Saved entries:

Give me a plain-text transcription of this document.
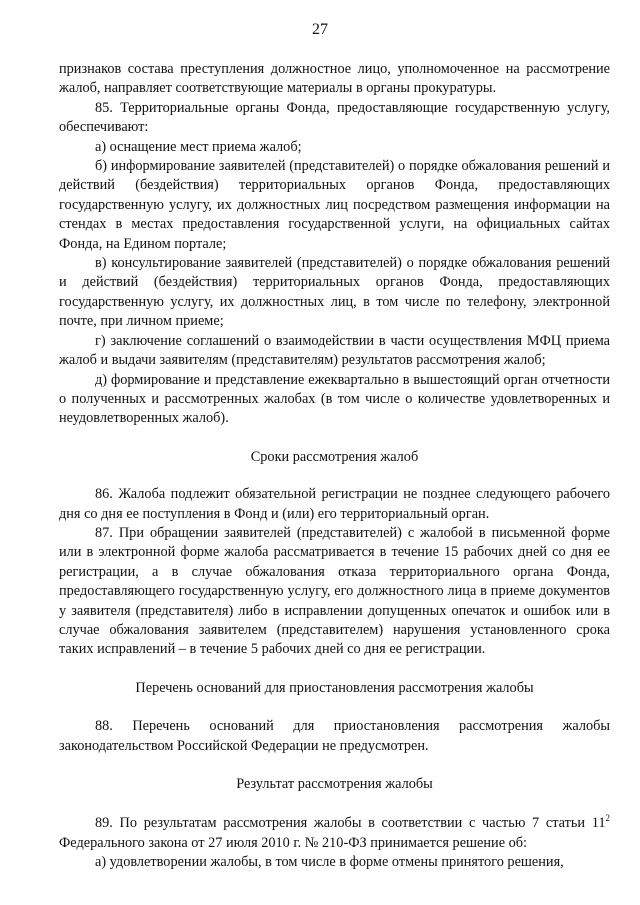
27

признаков состава преступления должностное лицо, уполномоченное на рассмотрение жалоб, направляет соответствующие материалы в органы прокуратуры.

85. Территориальные органы Фонда, предоставляющие государственную услугу, обеспечивают:

а) оснащение мест приема жалоб;

б) информирование заявителей (представителей) о порядке обжалования решений и действий (бездействия) территориальных органов Фонда, предоставляющих государственную услугу, их должностных лиц посредством размещения информации на стендах в местах предоставления государственной услуги, на официальных сайтах Фонда, на Едином портале;

в) консультирование заявителей (представителей) о порядке обжалования решений и действий (бездействия) территориальных органов Фонда, предоставляющих государственную услугу, их должностных лиц, в том числе по телефону, электронной почте, при личном приеме;

г) заключение соглашений о взаимодействии в части осуществления МФЦ приема жалоб и выдачи заявителям (представителям) результатов рассмотрения жалоб;

д) формирование и представление ежеквартально в вышестоящий орган отчетности о полученных и рассмотренных жалобах (в том числе о количестве удовлетворенных и неудовлетворенных жалоб).

Сроки рассмотрения жалоб

86. Жалоба подлежит обязательной регистрации не позднее следующего рабочего дня со дня ее поступления в Фонд и (или) его территориальный орган.

87. При обращении заявителей (представителей) с жалобой в письменной форме или в электронной форме жалоба рассматривается в течение 15 рабочих дней со дня ее регистрации, а в случае обжалования отказа территориального органа Фонда, предоставляющего государственную услугу, его должностного лица в приеме документов у заявителя (представителя) либо в исправлении допущенных опечаток и ошибок или в случае обжалования заявителем (представителем) нарушения установленного срока таких исправлений – в течение 5 рабочих дней со дня ее регистрации.

Перечень оснований для приостановления рассмотрения жалобы

88. Перечень оснований для приостановления рассмотрения жалобы законодательством Российской Федерации не предусмотрен.

Результат рассмотрения жалобы

89. По результатам рассмотрения жалобы в соответствии с частью 7 статьи $11^2$ Федерального закона от 27 июля 2010 г. № 210-ФЗ принимается решение об:

а) удовлетворении жалобы, в том числе в форме отмены принятого решения,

Task prompt:
Go through the records and copy each line with "приеме" in it.

Result for this exercise:
в) консультирование заявителей (представителей) о порядке обжалования решений и действий (бездействия) территориальных органов Фонда, предоставляющих государственную услугу, их должностных лиц, в том числе по телефону, электронной почте, при личном приеме;
87. При обращении заявителей (представителей) с жалобой в письменной форме или в электронной форме жалоба рассматривается в течение 15 рабочих дней со дня ее регистрации, а в случае обжалования отказа территориального органа Фонда, предоставляющего государственную услугу, его должностного лица в приеме документов у заявителя (представителя) либо в исправлении допущенных опечаток и ошибок или в случае обжалования заявителем (представителем) нарушения установленного срока таких исправлений – в течение 5 рабочих дней со дня ее регистрации.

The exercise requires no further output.